> **What is asked**
Please transcribe the listing below in full and word for word, without its pictures.

*** Available records ***

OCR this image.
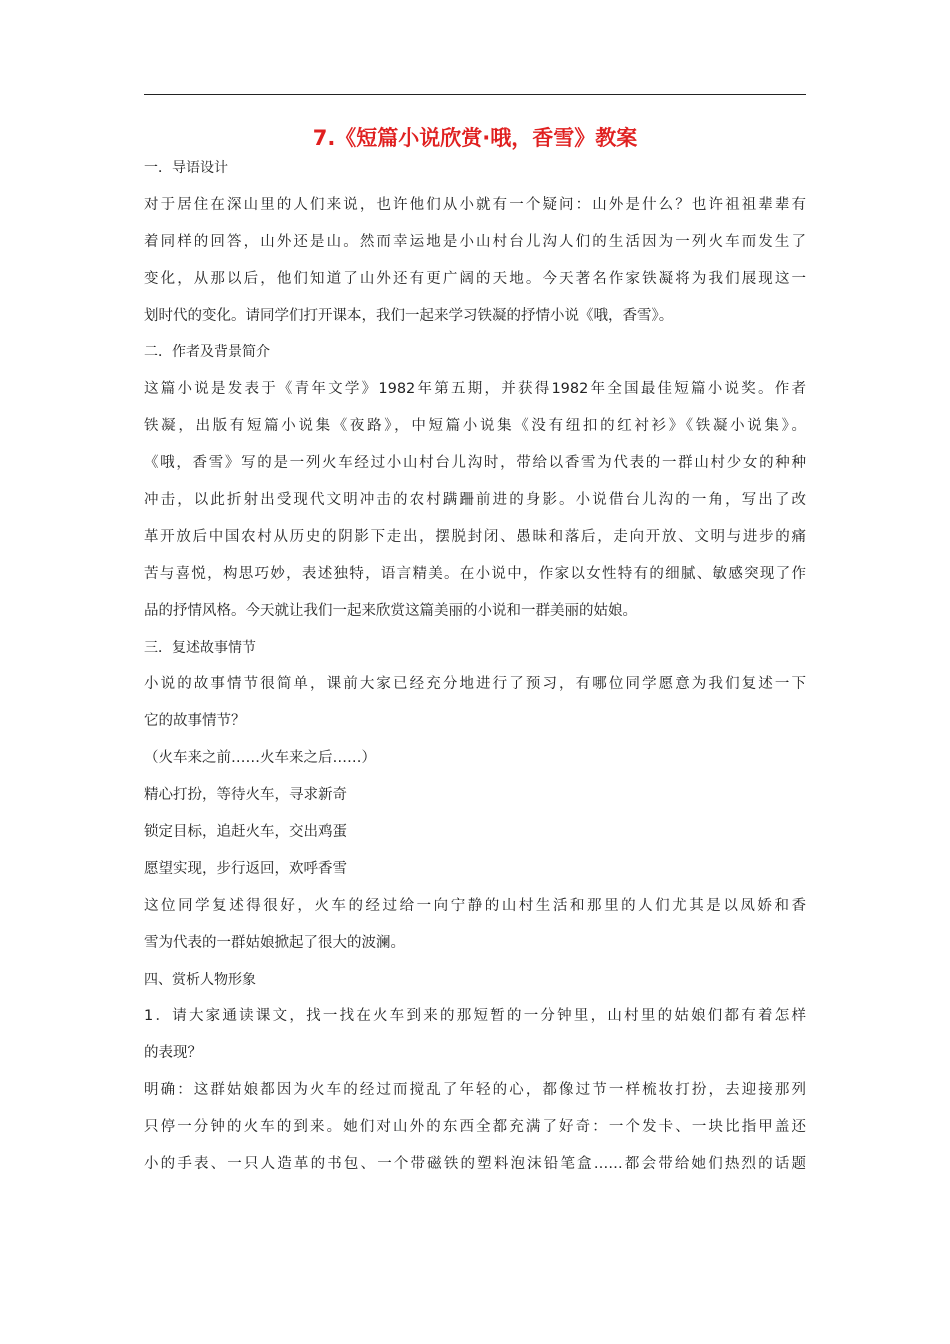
7.《短篇小说欣赏·哦，香雪》教案
一．导语设计
对于居住在深山里的人们来说，也许他们从小就有一个疑问：山外是什么？也许祖祖辈辈有
着同样的回答，山外还是山。然而幸运地是小山村台儿沟人们的生活因为一列火车而发生了
变化，从那以后，他们知道了山外还有更广阔的天地。今天著名作家铁凝将为我们展现这一
划时代的变化。请同学们打开课本，我们一起来学习铁凝的抒情小说《哦，香雪》。
二．作者及背景简介
这篇小说是发表于《青年文学》1982年第五期，并获得1982年全国最佳短篇小说奖。作者
铁凝，出版有短篇小说集《夜路》，中短篇小说集《没有纽扣的红衬衫》《铁凝小说集》。
《哦，香雪》写的是一列火车经过小山村台儿沟时，带给以香雪为代表的一群山村少女的种种
冲击，以此折射出受现代文明冲击的农村蹒跚前进的身影。小说借台儿沟的一角，写出了改
革开放后中国农村从历史的阴影下走出，摆脱封闭、愚昧和落后，走向开放、文明与进步的痛
苦与喜悦，构思巧妙，表述独特，语言精美。在小说中，作家以女性特有的细腻、敏感突现了作
品的抒情风格。今天就让我们一起来欣赏这篇美丽的小说和一群美丽的姑娘。
三．复述故事情节
小说的故事情节很简单，课前大家已经充分地进行了预习，有哪位同学愿意为我们复述一下
它的故事情节？
（火车来之前……火车来之后……）
精心打扮，等待火车，寻求新奇
锁定目标，追赶火车，交出鸡蛋
愿望实现，步行返回，欢呼香雪
这位同学复述得很好，火车的经过给一向宁静的山村生活和那里的人们尤其是以凤娇和香
雪为代表的一群姑娘掀起了很大的波澜。
四、赏析人物形象
1．请大家通读课文，找一找在火车到来的那短暂的一分钟里，山村里的姑娘们都有着怎样
的表现？
明确：这群姑娘都因为火车的经过而搅乱了年轻的心，都像过节一样梳妆打扮，去迎接那列
只停一分钟的火车的到来。她们对山外的东西全都充满了好奇：一个发卡、一块比指甲盖还
小的手表、一只人造革的书包、一个带磁铁的塑料泡沫铅笔盒……都会带给她们热烈的话题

***

> **Result below**
OCR this image.
7.《短篇小说欣赏·哦，香雪》教案
一．导语设计
对于居住在深山里的人们来说，也许他们从小就有一个疑问：山外是什么？也许祖祖辈辈有
着同样的回答，山外还是山。然而幸运地是小山村台儿沟人们的生活因为一列火车而发生了
变化，从那以后，他们知道了山外还有更广阔的天地。今天著名作家铁凝将为我们展现这一
划时代的变化。请同学们打开课本，我们一起来学习铁凝的抒情小说《哦，香雪》。
二．作者及背景简介
这篇小说是发表于《青年文学》1982年第五期，并获得1982年全国最佳短篇小说奖。作者
铁凝，出版有短篇小说集《夜路》，中短篇小说集《没有纽扣的红衬衫》《铁凝小说集》。
《哦，香雪》写的是一列火车经过小山村台儿沟时，带给以香雪为代表的一群山村少女的种种
冲击，以此折射出受现代文明冲击的农村蹒跚前进的身影。小说借台儿沟的一角，写出了改
革开放后中国农村从历史的阴影下走出，摆脱封闭、愚昧和落后，走向开放、文明与进步的痛
苦与喜悦，构思巧妙，表述独特，语言精美。在小说中，作家以女性特有的细腻、敏感突现了作
品的抒情风格。今天就让我们一起来欣赏这篇美丽的小说和一群美丽的姑娘。
三．复述故事情节
小说的故事情节很简单，课前大家已经充分地进行了预习，有哪位同学愿意为我们复述一下
它的故事情节？
（火车来之前……火车来之后……）
精心打扮，等待火车，寻求新奇
锁定目标，追赶火车，交出鸡蛋
愿望实现，步行返回，欢呼香雪
这位同学复述得很好，火车的经过给一向宁静的山村生活和那里的人们尤其是以凤娇和香
雪为代表的一群姑娘掀起了很大的波澜。
四、赏析人物形象
1．请大家通读课文，找一找在火车到来的那短暂的一分钟里，山村里的姑娘们都有着怎样
的表现？
明确：这群姑娘都因为火车的经过而搅乱了年轻的心，都像过节一样梳妆打扮，去迎接那列
只停一分钟的火车的到来。她们对山外的东西全都充满了好奇：一个发卡、一块比指甲盖还
小的手表、一只人造革的书包、一个带磁铁的塑料泡沫铅笔盒……都会带给她们热烈的话题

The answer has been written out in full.